EXERCISE
Every line of the data that contains the string "ZEPHYROS" must be copied.

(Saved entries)
···

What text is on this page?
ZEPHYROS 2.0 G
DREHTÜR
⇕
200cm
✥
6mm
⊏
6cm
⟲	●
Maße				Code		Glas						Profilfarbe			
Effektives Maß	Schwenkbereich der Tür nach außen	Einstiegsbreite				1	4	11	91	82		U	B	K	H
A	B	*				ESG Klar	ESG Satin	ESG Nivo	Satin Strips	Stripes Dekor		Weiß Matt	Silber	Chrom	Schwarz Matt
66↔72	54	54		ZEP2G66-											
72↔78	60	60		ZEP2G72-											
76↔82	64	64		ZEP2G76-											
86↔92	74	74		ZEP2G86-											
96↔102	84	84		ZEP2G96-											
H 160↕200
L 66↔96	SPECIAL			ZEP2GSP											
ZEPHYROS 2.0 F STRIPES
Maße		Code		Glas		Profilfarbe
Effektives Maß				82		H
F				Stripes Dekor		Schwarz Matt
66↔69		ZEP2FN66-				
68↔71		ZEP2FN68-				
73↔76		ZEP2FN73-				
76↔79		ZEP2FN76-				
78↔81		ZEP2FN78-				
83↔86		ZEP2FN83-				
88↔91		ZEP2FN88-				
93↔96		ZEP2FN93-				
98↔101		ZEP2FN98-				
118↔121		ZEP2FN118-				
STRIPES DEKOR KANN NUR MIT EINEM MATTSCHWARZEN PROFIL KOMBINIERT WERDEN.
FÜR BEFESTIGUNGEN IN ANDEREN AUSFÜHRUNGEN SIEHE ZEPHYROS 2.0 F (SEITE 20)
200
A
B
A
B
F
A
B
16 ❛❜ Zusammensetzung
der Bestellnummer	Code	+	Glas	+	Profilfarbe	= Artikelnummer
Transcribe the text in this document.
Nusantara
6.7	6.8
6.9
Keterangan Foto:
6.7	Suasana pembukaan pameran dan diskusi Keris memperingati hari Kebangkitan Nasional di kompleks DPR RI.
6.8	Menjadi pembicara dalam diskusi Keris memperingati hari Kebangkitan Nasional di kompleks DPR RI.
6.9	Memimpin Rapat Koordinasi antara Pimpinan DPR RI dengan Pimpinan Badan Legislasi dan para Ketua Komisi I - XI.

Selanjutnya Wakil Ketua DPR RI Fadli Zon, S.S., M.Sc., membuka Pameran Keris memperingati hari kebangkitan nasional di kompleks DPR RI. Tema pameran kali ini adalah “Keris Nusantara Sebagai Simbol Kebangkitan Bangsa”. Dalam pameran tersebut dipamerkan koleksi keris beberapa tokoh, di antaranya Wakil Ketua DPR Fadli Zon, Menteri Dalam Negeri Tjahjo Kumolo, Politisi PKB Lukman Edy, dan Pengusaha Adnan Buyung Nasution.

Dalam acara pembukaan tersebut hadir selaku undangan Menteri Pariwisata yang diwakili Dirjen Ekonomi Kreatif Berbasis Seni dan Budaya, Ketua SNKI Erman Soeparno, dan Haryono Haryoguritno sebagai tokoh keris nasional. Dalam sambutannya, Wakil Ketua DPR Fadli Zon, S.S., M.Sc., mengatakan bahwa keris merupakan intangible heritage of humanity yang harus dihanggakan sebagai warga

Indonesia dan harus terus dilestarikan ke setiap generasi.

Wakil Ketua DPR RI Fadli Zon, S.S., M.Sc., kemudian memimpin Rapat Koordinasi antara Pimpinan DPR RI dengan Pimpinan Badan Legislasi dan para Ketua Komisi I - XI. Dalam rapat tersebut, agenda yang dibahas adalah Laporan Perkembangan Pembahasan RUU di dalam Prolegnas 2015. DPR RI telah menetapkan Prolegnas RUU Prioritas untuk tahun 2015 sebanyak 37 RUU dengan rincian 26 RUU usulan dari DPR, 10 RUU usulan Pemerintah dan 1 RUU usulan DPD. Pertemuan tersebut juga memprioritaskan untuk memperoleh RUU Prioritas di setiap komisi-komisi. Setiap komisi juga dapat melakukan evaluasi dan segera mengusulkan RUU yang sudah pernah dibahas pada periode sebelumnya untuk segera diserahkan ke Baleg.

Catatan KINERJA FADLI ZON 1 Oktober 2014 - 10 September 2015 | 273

···

CORRECT ANSWER
ZEPHYROS 2.0 G
ZEPHYROS 2.0 F STRIPES
FÜR BEFESTIGUNGEN IN ANDEREN AUSFÜHRUNGEN SIEHE ZEPHYROS 2.0 F (SEITE 20)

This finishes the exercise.